─── EXTRACTED RECORDS

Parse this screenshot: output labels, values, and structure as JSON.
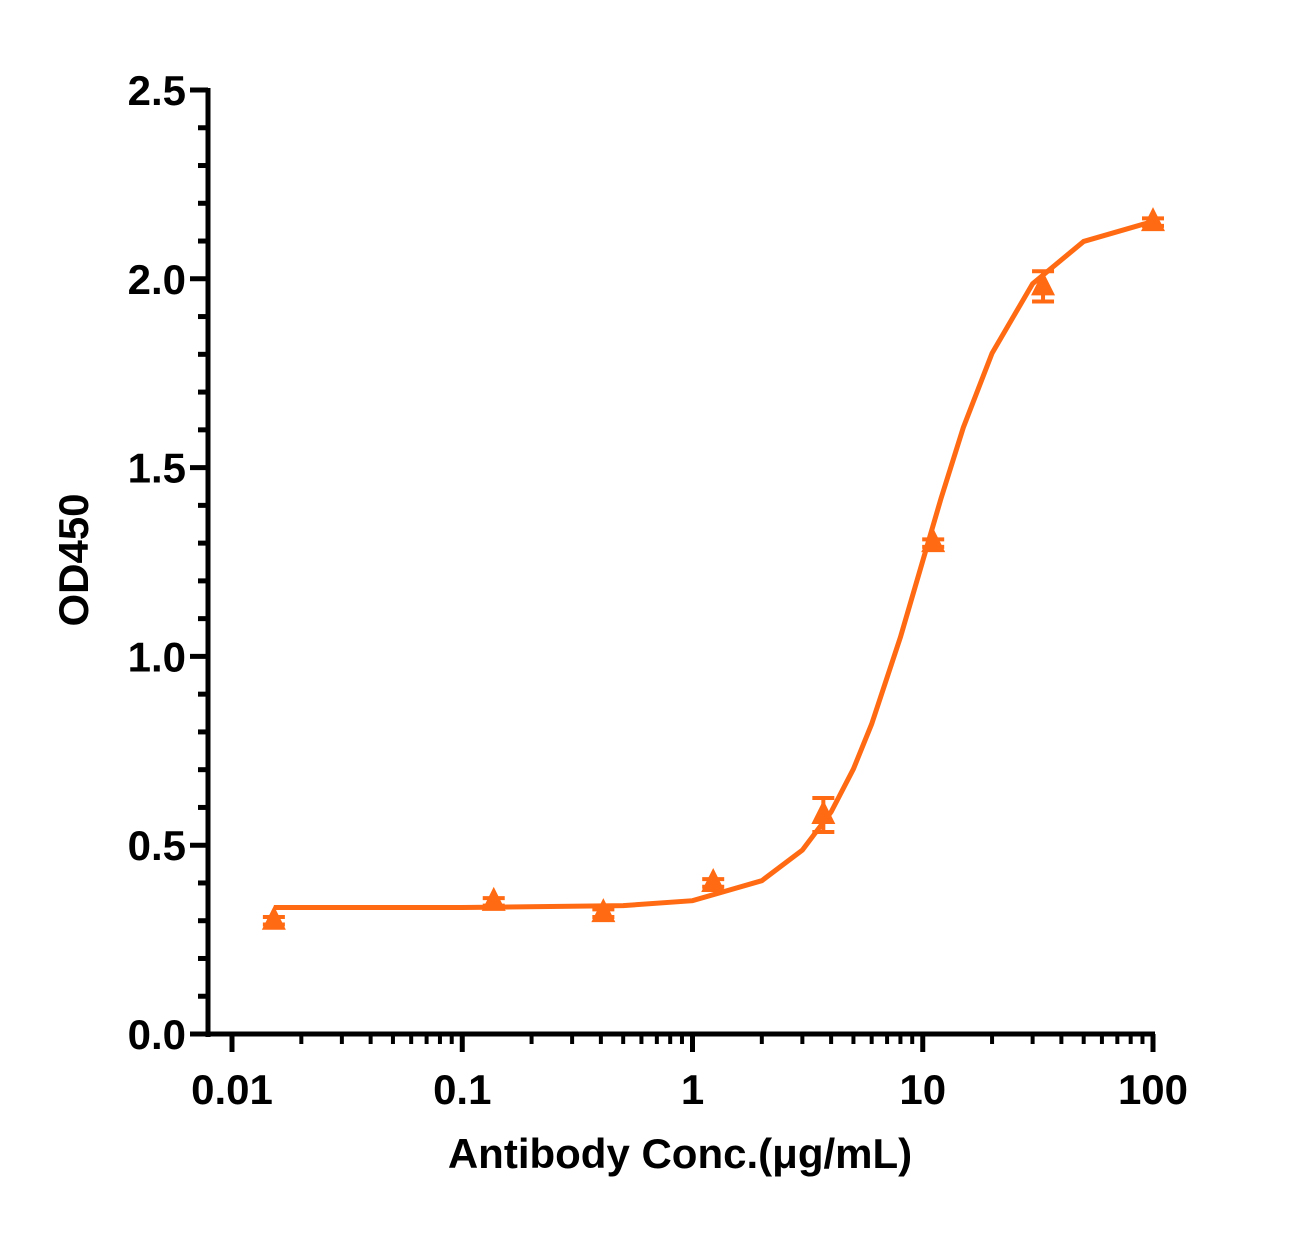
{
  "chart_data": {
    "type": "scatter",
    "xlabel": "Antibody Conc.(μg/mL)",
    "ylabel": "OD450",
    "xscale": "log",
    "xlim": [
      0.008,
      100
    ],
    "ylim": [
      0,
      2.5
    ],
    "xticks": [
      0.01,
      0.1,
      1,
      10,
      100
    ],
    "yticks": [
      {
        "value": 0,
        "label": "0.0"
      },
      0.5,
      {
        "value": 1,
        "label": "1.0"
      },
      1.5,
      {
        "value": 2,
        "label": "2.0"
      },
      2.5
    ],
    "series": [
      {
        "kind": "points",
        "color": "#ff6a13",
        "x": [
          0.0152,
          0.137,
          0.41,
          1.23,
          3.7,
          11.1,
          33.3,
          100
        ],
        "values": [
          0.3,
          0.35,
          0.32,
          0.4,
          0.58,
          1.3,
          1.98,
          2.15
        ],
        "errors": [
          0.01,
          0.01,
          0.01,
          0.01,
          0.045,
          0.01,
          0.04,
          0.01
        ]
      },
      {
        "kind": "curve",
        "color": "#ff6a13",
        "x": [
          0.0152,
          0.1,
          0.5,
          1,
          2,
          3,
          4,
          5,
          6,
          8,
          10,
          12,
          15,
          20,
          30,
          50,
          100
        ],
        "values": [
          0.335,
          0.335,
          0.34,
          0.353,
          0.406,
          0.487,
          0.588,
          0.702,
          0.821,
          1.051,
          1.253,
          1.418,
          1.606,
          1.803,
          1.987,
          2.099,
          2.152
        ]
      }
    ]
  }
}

──────

WHAT TO PRODUCE: Write out the whole listing above exactly, minus images.

OUTPUT OF THE TASK:
Parse this screenshot: output labels, values, and structure as JSON.
{
  "chart_data": {
    "type": "scatter",
    "xlabel": "Antibody Conc.(μg/mL)",
    "ylabel": "OD450",
    "xscale": "log",
    "xlim": [
      0.008,
      100
    ],
    "ylim": [
      0,
      2.5
    ],
    "xticks": [
      0.01,
      0.1,
      1,
      10,
      100
    ],
    "yticks": [
      {
        "value": 0,
        "label": "0.0"
      },
      0.5,
      {
        "value": 1,
        "label": "1.0"
      },
      1.5,
      {
        "value": 2,
        "label": "2.0"
      },
      2.5
    ],
    "series": [
      {
        "kind": "points",
        "color": "#ff6a13",
        "x": [
          0.0152,
          0.137,
          0.41,
          1.23,
          3.7,
          11.1,
          33.3,
          100
        ],
        "values": [
          0.3,
          0.35,
          0.32,
          0.4,
          0.58,
          1.3,
          1.98,
          2.15
        ],
        "errors": [
          0.01,
          0.01,
          0.01,
          0.01,
          0.045,
          0.01,
          0.04,
          0.01
        ]
      },
      {
        "kind": "curve",
        "color": "#ff6a13",
        "x": [
          0.0152,
          0.1,
          0.5,
          1,
          2,
          3,
          4,
          5,
          6,
          8,
          10,
          12,
          15,
          20,
          30,
          50,
          100
        ],
        "values": [
          0.335,
          0.335,
          0.34,
          0.353,
          0.406,
          0.487,
          0.588,
          0.702,
          0.821,
          1.051,
          1.253,
          1.418,
          1.606,
          1.803,
          1.987,
          2.099,
          2.152
        ]
      }
    ]
  }
}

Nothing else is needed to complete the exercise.